▶ THE EXERCISE
Go through the entries one line at a time, and gather every line that has the word "targets".

▶ Dataset excerpt
╔══

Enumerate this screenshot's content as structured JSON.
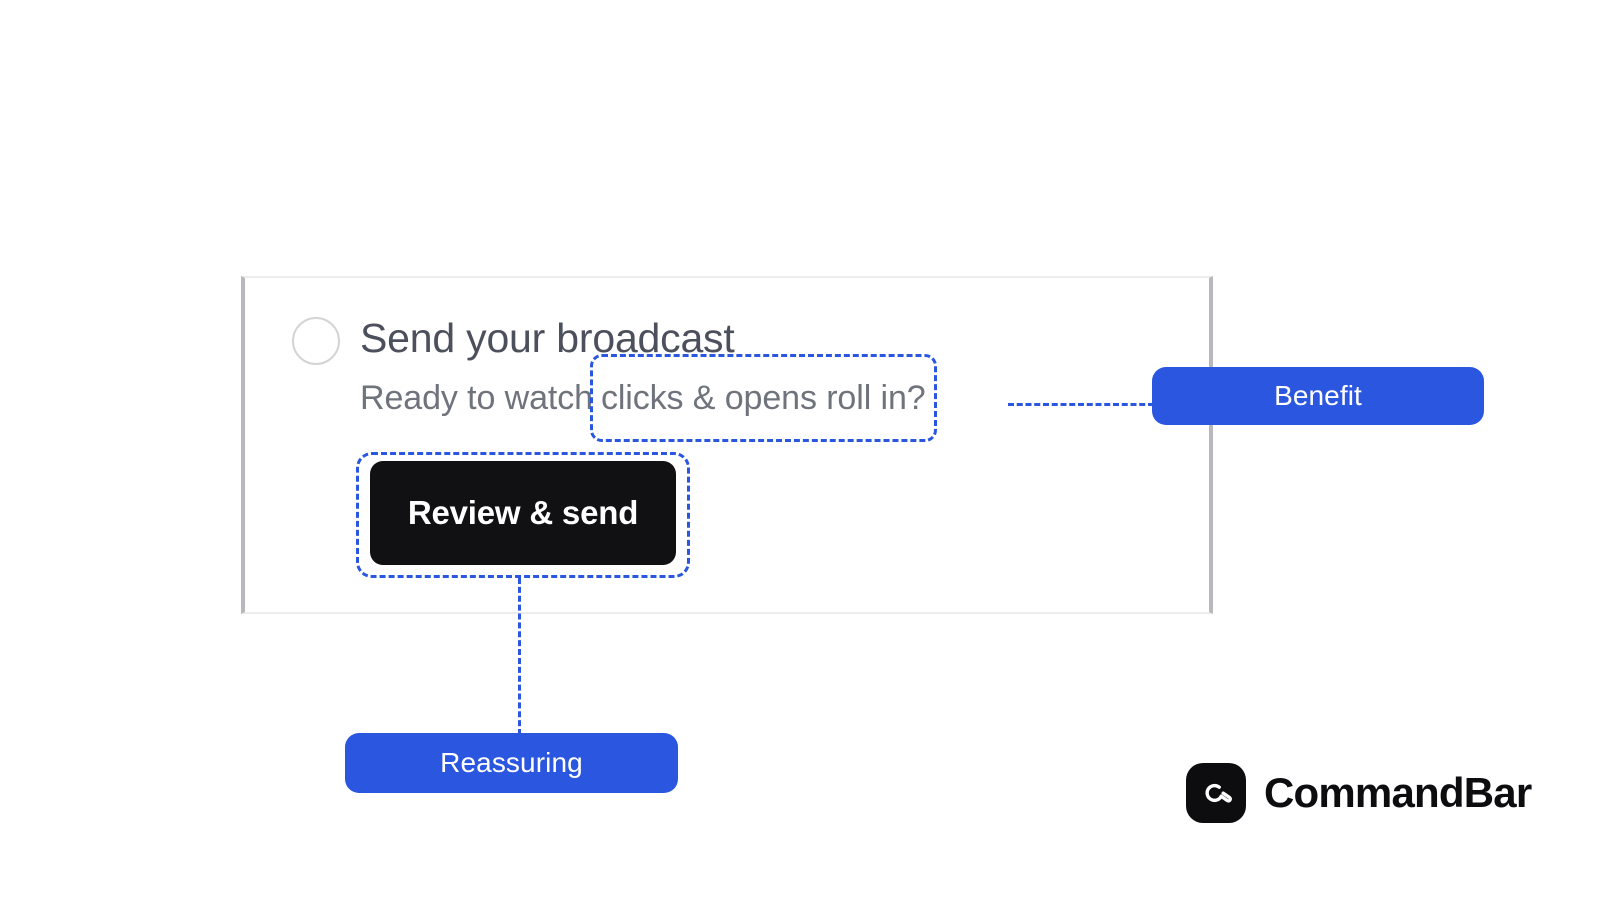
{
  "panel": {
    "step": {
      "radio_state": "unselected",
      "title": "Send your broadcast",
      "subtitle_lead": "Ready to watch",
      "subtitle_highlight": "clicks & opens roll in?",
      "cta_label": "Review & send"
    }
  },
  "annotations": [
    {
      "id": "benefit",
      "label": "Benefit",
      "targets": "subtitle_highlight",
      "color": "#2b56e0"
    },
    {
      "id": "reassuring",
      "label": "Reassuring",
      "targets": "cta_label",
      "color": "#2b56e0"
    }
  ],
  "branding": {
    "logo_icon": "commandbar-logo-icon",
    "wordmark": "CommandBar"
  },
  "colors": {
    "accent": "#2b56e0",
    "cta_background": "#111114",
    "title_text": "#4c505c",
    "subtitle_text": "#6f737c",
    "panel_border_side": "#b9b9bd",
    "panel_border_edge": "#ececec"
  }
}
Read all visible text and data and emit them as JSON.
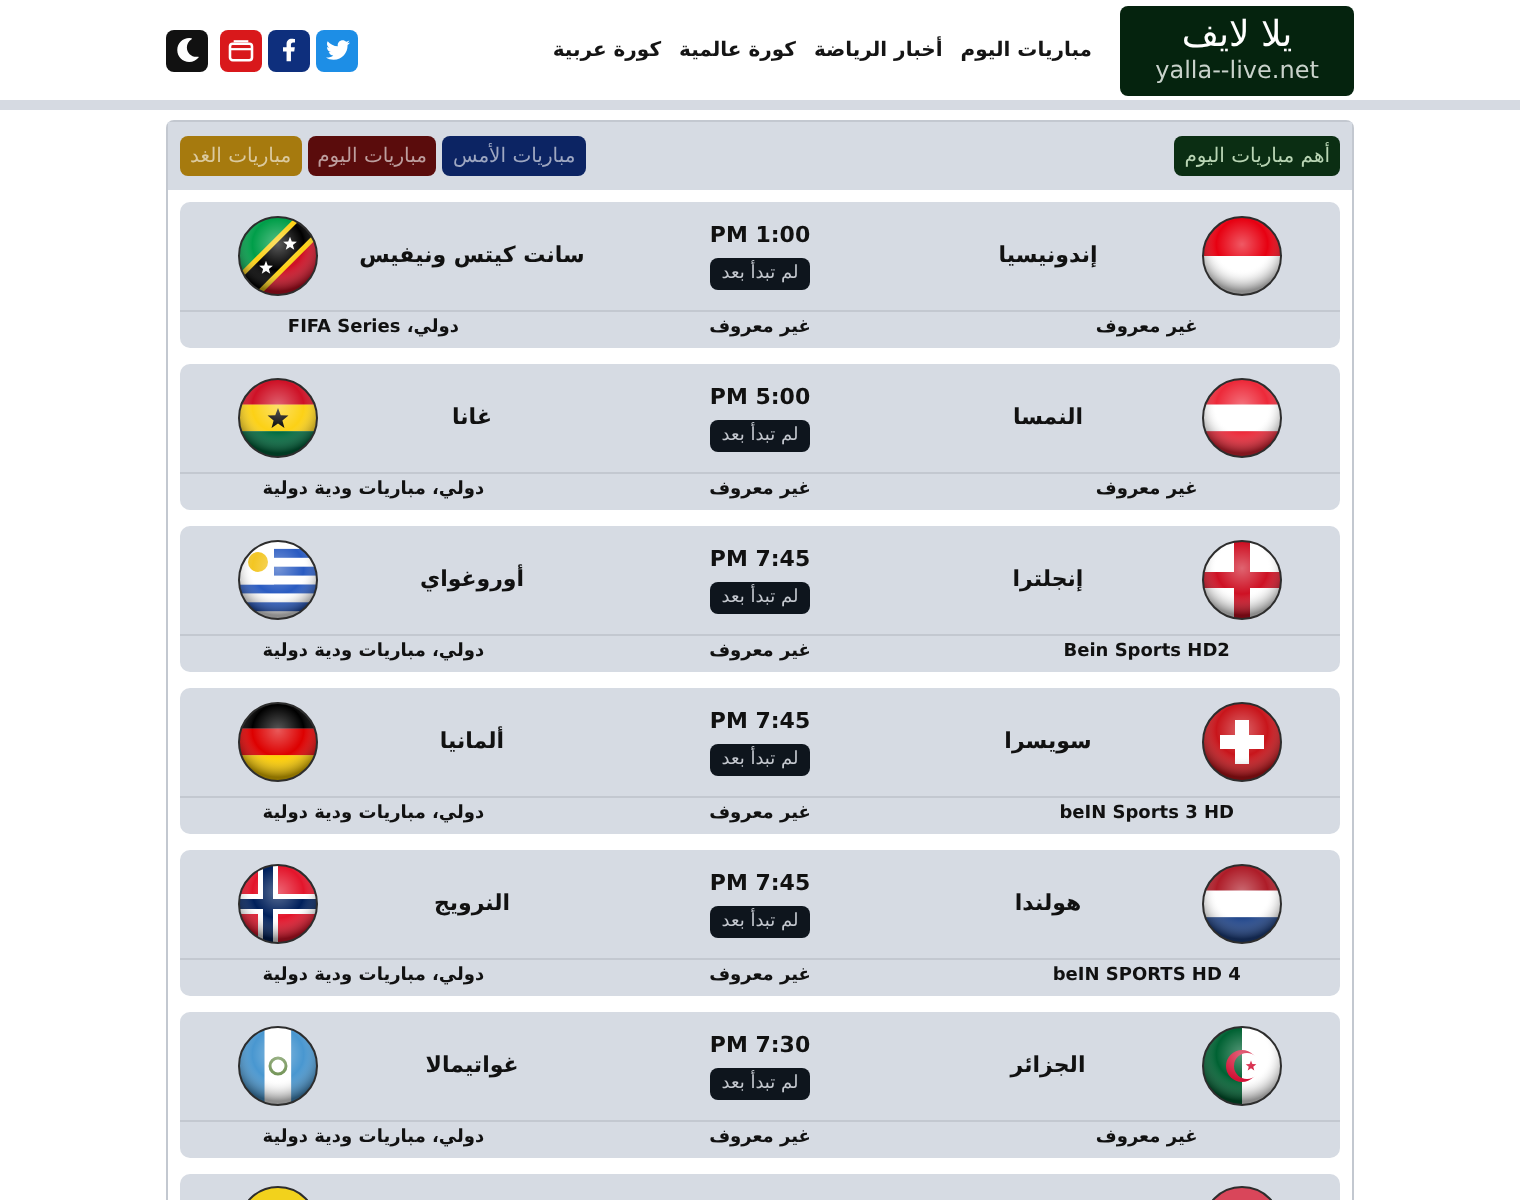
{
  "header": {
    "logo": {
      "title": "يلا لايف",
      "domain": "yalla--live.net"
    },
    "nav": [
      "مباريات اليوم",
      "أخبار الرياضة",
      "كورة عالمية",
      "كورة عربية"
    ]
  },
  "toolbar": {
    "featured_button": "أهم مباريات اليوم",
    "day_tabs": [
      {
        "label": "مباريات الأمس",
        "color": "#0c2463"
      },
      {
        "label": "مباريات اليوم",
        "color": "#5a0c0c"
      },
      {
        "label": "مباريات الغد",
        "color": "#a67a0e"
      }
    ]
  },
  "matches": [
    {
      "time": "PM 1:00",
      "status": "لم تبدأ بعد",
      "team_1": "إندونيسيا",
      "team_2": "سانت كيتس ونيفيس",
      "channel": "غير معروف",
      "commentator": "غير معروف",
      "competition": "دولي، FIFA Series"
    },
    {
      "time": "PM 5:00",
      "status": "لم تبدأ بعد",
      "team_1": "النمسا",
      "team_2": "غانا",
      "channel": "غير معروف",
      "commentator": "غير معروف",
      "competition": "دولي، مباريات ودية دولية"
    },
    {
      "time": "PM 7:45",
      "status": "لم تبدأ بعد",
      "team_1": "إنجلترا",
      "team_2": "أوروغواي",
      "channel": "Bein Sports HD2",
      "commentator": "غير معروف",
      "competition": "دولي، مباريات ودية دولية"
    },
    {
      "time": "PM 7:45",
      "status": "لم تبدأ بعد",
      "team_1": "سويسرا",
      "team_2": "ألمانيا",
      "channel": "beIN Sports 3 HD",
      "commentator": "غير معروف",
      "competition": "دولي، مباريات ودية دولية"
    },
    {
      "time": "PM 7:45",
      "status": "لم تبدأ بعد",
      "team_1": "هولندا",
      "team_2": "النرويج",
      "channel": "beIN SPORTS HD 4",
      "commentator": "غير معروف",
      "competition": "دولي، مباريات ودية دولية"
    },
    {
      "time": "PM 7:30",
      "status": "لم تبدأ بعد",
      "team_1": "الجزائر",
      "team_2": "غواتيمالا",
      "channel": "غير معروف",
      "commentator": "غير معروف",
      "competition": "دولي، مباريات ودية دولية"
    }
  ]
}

╚══
╔══

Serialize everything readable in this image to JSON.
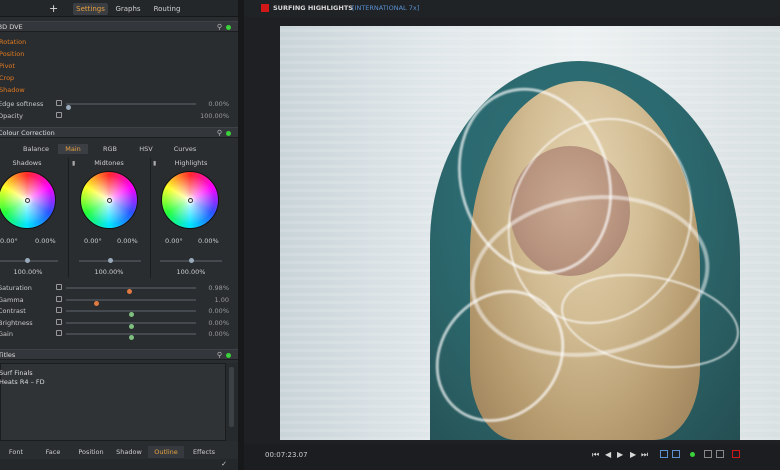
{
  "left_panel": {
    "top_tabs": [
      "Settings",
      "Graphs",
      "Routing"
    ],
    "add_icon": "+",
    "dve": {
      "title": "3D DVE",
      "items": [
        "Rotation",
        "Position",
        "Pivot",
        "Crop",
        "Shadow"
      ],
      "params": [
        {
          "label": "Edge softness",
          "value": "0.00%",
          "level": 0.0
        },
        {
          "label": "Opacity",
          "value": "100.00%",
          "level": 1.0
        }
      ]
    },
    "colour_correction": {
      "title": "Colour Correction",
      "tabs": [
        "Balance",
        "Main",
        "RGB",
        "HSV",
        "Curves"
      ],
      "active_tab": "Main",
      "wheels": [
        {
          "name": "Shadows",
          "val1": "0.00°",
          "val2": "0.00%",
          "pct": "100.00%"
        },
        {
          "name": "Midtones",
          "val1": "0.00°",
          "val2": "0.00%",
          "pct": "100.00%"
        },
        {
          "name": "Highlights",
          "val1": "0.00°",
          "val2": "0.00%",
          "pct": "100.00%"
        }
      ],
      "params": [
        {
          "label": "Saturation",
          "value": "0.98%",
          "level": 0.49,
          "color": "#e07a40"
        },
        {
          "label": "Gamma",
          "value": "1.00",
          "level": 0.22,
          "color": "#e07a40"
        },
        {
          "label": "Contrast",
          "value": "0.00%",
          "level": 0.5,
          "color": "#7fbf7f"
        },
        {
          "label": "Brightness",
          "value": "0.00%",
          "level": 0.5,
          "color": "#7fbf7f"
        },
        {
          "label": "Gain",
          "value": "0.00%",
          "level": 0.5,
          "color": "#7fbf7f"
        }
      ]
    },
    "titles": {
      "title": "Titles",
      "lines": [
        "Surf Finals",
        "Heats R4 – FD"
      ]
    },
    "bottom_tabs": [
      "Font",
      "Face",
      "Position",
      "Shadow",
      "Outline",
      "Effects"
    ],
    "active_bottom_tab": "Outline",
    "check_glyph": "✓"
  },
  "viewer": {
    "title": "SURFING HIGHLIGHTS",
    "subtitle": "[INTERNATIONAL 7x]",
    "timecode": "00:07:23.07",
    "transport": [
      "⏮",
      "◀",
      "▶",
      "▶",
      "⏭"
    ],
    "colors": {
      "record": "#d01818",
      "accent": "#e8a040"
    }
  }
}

╚══

▶ THE OUTPUT
      "targets": "subtitle_highlight",
      "targets": "cta_label",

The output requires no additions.